Friday, April 3, 2015

FO Friday: Block! Island! Pullover!

I'm over the moon with this week's FO: my Block Island Pullover by Allyson Dykhuizen, which I started in January of this year! The pattern is from the Fall 2014 issue of Knitscene, and when my knitting group was placing an order with Peace Fleece (hot tip: they'll give anyone wholesale pricing so long as the order is a minimum of $150), I knew this was a great opportunity to snag a sweater's worth of yarn.

I chose two colors of Peace Fleece Worsted, Patience Blue (the darker color) and Indigo Smoke. The yarn has a little bit of mohair in it, but you really wouldn't know it from coming across it randomly (unless you have an allergy of course) - it's not at all like the mohair you remember from the 80's...and that's a good thing!

I didn't totally enjoy knitting with this yarn for a couple of reasons: first, it was kind of tough to work with because it's so sturdy and strong. The benefit to that, however, is I'm sure this sweater will last forever and hardly ever pill - so sometimes, the suffering is worth it!

________________________

* _PROMPT 1_
From the knitting blog post's body paragraphs, list the proper names it gives for the sweater pattern, its designer, the magazine, the yarn company, the yarn line, and the two yarn colors.
* _PROMPT 2_
Revise the knitting blog post by rewriting the passage starting with "Friday, April 3, 2015" and going on through "a good thing!", with "mohair" changed to "alpaca".

Document structure recognition records:
________________________

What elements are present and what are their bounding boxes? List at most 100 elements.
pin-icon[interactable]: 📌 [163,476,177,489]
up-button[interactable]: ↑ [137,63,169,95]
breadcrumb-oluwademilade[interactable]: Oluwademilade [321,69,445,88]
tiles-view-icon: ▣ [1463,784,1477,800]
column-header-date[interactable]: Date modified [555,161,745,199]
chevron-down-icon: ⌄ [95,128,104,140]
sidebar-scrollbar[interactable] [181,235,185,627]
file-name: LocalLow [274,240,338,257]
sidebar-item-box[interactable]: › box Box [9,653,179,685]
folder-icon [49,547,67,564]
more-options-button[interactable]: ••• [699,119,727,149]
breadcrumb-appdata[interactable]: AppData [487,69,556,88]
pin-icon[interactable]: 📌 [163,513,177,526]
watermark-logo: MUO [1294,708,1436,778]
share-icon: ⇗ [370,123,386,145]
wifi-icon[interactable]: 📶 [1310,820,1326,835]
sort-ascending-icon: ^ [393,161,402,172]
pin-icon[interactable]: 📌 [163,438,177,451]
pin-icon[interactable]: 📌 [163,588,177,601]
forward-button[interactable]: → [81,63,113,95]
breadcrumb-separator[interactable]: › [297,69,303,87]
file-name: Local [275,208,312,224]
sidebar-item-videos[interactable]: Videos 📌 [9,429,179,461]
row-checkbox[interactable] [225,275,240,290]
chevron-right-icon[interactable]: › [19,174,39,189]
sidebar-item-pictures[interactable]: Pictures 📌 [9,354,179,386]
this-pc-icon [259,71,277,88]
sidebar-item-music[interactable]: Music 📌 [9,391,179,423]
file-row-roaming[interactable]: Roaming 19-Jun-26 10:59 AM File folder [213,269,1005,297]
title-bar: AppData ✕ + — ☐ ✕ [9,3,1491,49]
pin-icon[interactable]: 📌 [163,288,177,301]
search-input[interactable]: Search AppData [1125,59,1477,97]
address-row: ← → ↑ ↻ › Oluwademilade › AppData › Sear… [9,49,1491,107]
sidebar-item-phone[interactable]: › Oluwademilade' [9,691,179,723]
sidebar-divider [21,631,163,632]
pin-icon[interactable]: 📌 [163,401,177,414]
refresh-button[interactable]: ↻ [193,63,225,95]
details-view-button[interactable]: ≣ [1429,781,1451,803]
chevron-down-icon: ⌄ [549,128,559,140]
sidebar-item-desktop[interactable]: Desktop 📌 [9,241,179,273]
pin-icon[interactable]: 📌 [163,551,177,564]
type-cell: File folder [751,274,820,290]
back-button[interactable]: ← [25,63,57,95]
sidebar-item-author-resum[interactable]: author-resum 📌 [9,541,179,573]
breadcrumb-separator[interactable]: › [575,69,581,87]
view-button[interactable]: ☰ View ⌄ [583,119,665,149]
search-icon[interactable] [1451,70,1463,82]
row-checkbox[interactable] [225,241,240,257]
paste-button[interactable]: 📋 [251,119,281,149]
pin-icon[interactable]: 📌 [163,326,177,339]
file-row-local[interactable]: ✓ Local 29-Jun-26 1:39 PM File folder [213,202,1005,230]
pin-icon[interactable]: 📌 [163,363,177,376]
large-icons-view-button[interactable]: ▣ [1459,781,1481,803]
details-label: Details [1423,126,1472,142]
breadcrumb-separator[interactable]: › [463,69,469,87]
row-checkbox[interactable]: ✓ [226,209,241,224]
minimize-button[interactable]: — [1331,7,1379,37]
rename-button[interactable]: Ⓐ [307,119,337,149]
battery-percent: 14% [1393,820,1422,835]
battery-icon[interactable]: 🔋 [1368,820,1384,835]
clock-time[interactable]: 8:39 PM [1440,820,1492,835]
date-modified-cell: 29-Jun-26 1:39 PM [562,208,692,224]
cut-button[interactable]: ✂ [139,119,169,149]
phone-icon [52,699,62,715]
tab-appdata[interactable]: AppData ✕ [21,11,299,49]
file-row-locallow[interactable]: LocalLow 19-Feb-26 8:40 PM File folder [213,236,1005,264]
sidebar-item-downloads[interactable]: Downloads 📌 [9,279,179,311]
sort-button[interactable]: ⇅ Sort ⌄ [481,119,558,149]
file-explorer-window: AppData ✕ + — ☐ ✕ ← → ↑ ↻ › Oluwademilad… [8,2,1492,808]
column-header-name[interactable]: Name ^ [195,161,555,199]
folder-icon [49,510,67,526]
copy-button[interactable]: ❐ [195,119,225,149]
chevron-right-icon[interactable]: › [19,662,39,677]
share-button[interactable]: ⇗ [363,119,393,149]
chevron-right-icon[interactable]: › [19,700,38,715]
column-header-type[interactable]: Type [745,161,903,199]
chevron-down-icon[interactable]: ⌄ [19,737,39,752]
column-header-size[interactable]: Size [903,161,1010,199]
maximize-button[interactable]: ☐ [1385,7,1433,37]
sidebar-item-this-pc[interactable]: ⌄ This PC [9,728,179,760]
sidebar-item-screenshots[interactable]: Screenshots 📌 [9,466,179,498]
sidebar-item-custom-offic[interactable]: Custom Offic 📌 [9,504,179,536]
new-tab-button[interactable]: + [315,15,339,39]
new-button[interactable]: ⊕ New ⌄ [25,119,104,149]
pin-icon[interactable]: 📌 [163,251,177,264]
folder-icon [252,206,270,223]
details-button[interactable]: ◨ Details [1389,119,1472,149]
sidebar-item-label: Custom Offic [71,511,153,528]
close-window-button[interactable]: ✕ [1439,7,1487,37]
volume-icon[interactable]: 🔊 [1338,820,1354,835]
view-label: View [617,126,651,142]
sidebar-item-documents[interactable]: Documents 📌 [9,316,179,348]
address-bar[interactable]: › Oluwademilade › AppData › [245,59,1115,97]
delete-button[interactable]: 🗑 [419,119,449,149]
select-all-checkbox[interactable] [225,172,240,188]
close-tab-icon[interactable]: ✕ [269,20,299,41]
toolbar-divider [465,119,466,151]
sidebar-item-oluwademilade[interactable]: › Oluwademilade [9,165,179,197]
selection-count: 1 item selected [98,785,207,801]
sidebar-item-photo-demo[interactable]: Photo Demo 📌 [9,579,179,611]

________________________

* _EXERCISE RESULT 1_
Block Island Pullover, Allyson Dykhuizen, Knitscene, Peace Fleece, Peace Fleece Worsted, Patience Blue, Indigo Smoke

* _EXERCISE RESULT 2_
Friday, April 3, 2015

FO Friday: Block! Island! Pullover!

I'm over the moon with this week's FO: my Block Island Pullover by Allyson Dykhuizen, which I started in January of this year! The pattern is from the Fall 2014 issue of Knitscene, and when my knitting group was placing an order with Peace Fleece (hot tip: they'll give anyone wholesale pricing so long as the order is a minimum of $150), I knew this was a great opportunity to snag a sweater's worth of yarn.

I chose two colors of Peace Fleece Worsted, Patience Blue (the darker color) and Indigo Smoke. The yarn has a little bit of alpaca in it, but you really wouldn't know it from coming across it randomly (unless you have an allergy of course) - it's not at all like the alpaca you remember from the 80's...and that's a good thing!